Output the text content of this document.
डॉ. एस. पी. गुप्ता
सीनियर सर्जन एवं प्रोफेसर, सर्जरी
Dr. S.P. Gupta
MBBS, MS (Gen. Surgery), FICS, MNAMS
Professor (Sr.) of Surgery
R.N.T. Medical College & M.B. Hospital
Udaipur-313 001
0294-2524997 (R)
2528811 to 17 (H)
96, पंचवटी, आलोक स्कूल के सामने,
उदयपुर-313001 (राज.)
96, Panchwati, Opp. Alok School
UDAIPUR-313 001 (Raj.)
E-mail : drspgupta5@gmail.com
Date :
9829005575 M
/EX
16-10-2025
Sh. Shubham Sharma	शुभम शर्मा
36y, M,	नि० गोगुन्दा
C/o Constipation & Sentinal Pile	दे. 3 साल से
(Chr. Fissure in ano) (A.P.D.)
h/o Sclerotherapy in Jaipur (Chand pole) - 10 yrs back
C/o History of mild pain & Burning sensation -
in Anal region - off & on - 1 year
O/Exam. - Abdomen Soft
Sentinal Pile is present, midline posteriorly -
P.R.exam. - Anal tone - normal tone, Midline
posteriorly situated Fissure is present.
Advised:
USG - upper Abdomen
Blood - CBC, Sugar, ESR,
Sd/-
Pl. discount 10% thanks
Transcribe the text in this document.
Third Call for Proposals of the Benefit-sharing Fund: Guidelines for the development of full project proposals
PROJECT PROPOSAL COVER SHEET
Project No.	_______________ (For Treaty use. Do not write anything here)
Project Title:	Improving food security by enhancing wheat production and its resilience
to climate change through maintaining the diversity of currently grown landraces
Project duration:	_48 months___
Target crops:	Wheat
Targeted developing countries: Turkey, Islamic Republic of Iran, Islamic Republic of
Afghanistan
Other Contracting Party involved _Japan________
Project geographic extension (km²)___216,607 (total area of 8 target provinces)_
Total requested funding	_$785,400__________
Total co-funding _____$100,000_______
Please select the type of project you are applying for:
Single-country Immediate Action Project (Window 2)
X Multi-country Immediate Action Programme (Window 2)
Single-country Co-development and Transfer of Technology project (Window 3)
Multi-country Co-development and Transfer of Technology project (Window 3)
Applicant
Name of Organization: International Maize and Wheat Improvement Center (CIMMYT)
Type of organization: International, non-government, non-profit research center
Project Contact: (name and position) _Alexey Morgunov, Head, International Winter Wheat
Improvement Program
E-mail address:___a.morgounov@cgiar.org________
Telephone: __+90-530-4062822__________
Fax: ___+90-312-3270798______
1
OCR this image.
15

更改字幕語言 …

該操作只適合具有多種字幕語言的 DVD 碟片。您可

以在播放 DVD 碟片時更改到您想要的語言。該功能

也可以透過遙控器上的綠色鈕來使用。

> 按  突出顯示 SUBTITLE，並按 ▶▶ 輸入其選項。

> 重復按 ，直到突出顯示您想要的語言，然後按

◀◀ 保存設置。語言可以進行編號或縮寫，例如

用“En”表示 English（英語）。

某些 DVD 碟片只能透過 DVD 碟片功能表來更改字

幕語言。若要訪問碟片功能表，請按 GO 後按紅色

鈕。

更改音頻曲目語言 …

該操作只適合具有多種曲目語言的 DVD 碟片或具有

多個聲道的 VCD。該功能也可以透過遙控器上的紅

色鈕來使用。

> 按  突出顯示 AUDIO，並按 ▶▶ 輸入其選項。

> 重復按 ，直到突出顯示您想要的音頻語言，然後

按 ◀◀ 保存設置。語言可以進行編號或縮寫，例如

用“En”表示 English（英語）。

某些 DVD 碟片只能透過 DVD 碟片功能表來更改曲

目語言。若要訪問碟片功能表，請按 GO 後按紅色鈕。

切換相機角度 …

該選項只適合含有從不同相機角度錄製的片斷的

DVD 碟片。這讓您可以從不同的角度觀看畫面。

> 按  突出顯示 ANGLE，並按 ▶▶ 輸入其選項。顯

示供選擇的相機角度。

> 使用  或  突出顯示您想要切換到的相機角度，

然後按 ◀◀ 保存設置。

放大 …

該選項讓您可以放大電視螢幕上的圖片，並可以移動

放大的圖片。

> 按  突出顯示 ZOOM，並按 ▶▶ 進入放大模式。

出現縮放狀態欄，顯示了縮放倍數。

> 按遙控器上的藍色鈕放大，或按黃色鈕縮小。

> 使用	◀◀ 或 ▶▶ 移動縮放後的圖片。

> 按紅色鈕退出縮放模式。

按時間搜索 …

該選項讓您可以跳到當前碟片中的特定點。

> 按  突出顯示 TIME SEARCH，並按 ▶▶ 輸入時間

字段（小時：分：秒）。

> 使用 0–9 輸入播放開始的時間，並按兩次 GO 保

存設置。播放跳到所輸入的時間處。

§

Task directions: Check each line above for the string "document", then copy the ones that have it.

Output of the task:
Output the text content of this document.
Transcribe the text in this document.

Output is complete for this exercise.